** Begin **

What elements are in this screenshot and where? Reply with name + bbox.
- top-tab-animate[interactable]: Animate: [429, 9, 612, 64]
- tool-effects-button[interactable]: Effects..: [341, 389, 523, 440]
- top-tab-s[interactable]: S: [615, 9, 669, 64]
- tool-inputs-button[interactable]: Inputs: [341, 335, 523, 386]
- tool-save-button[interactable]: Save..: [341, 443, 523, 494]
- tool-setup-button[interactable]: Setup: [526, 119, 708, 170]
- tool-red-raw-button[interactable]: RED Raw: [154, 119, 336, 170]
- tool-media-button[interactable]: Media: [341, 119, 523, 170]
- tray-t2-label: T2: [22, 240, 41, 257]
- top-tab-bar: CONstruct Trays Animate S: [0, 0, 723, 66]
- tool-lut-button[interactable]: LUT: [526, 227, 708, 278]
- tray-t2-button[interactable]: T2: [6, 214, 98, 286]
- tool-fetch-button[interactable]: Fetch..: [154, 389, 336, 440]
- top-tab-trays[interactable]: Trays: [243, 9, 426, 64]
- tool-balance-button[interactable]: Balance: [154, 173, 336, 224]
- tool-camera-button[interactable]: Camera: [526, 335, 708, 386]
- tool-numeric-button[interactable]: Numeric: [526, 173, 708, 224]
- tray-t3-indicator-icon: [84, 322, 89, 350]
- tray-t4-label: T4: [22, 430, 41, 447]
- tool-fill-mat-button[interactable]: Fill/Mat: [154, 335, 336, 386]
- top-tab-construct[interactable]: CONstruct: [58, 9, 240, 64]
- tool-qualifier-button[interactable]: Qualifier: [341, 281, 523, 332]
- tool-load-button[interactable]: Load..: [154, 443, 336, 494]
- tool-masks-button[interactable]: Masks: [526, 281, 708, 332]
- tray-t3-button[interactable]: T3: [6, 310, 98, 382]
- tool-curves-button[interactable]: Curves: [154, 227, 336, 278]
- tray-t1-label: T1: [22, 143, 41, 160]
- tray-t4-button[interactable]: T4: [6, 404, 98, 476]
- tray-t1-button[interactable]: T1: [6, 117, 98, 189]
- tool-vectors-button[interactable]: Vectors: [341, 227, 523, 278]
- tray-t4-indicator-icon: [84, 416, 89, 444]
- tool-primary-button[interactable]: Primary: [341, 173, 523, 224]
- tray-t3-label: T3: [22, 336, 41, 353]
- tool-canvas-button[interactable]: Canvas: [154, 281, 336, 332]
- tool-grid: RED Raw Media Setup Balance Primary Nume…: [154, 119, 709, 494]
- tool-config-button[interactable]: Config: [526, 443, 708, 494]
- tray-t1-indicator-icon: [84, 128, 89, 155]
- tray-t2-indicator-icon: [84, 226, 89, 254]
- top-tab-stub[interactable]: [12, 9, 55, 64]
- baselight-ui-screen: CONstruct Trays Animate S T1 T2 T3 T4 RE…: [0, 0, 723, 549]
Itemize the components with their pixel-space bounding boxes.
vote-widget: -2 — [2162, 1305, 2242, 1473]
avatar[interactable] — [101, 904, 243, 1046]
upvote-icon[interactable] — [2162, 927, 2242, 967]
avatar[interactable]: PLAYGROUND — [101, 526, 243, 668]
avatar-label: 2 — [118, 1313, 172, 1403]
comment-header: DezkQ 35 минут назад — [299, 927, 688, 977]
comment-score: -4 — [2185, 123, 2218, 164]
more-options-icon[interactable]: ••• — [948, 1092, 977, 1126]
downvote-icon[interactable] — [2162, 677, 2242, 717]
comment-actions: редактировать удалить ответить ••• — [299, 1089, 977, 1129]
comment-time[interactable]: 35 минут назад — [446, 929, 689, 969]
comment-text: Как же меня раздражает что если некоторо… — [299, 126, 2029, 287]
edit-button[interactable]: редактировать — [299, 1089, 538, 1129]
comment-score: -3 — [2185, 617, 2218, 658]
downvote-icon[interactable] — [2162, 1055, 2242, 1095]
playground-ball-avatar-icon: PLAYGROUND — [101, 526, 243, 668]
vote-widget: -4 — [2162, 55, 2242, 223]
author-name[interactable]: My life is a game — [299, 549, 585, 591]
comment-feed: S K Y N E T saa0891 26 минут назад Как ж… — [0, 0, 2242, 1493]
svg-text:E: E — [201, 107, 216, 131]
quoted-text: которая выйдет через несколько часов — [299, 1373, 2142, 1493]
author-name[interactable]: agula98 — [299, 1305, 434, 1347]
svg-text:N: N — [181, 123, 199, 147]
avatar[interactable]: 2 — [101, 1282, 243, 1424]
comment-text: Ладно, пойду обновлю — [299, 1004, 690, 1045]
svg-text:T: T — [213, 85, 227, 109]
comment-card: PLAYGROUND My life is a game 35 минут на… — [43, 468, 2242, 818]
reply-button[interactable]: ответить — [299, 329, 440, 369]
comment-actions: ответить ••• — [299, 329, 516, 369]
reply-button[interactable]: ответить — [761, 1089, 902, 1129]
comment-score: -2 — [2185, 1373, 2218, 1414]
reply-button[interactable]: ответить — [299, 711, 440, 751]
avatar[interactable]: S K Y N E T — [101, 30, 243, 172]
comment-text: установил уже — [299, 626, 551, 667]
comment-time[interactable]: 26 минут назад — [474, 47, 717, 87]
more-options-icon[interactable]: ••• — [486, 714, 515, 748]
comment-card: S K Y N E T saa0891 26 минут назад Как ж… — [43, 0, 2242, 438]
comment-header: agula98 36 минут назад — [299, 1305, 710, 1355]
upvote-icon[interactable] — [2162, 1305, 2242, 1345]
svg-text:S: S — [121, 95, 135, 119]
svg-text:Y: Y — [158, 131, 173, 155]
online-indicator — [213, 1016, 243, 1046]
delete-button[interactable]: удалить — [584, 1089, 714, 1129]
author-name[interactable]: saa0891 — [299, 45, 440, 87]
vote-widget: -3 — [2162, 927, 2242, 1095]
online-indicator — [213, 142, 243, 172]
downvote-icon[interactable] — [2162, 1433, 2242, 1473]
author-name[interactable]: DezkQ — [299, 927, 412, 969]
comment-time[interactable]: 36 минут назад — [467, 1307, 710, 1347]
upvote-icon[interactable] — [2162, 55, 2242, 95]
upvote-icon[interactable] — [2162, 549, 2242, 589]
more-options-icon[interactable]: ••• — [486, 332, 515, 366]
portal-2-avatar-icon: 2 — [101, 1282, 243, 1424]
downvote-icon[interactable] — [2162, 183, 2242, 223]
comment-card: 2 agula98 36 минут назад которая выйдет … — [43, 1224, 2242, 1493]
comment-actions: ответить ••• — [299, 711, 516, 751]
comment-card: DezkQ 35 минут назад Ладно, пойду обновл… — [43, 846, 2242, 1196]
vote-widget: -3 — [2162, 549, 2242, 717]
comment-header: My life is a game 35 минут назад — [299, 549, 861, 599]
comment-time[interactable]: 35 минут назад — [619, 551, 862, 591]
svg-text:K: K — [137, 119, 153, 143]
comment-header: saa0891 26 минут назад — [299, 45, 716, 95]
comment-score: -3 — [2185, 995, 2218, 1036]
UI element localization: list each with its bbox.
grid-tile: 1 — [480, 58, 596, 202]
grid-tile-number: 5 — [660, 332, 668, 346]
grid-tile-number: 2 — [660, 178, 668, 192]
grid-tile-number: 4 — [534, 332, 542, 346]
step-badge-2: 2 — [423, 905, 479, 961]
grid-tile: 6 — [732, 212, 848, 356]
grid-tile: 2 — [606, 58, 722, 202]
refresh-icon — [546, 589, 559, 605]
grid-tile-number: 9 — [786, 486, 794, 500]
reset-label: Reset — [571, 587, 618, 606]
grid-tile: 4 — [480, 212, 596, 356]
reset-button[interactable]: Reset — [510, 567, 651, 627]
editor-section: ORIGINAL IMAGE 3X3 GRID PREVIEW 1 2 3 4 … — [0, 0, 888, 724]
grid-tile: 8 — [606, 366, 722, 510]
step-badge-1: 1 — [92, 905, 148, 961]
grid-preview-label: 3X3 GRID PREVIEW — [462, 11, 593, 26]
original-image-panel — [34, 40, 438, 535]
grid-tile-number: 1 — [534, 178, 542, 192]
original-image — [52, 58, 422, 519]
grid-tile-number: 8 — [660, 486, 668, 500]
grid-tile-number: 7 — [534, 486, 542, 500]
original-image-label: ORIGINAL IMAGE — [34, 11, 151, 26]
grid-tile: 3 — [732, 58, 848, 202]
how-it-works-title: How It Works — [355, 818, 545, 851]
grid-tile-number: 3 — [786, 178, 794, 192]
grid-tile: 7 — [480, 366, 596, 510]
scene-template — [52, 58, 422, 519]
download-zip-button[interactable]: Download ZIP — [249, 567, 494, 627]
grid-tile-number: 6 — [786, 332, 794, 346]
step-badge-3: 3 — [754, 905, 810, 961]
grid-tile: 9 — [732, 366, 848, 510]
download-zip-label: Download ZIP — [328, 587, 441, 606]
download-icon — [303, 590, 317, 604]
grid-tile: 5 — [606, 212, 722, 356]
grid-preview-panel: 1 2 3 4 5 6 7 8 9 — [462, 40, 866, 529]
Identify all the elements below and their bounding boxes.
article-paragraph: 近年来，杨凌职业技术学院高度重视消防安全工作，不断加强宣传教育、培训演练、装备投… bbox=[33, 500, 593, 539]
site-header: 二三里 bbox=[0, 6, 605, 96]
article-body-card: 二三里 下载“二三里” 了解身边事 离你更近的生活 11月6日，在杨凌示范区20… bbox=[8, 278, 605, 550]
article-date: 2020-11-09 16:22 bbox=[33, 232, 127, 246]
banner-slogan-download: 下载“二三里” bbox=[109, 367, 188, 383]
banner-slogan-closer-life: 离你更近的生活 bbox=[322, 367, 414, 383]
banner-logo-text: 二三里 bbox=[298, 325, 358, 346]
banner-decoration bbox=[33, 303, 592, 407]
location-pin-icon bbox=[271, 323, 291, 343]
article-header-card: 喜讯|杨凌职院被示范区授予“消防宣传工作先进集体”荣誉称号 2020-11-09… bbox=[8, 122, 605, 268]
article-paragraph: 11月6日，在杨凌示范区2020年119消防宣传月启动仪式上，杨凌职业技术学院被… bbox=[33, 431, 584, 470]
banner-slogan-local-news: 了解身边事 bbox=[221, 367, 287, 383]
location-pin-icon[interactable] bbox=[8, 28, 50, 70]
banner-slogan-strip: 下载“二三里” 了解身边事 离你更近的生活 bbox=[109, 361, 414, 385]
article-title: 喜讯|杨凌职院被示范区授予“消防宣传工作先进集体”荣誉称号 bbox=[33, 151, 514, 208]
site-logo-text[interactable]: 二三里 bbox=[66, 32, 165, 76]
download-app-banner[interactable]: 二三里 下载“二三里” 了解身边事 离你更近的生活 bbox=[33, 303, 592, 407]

** End **

- _What you should do_:
Rewrite the entries from the first line through the line containing "- tool-media-button[interactable]: Media: [341, 119, 523, 170]", swapping "interactable" for "clickable" and leaving everything else unchanged.

- _Complete output_:
What elements are in this screenshot and where? Reply with name + bbox.
- top-tab-animate[clickable]: Animate: [429, 9, 612, 64]
- tool-effects-button[clickable]: Effects..: [341, 389, 523, 440]
- top-tab-s[clickable]: S: [615, 9, 669, 64]
- tool-inputs-button[clickable]: Inputs: [341, 335, 523, 386]
- tool-save-button[clickable]: Save..: [341, 443, 523, 494]
- tool-setup-button[clickable]: Setup: [526, 119, 708, 170]
- tool-red-raw-button[clickable]: RED Raw: [154, 119, 336, 170]
- tool-media-button[clickable]: Media: [341, 119, 523, 170]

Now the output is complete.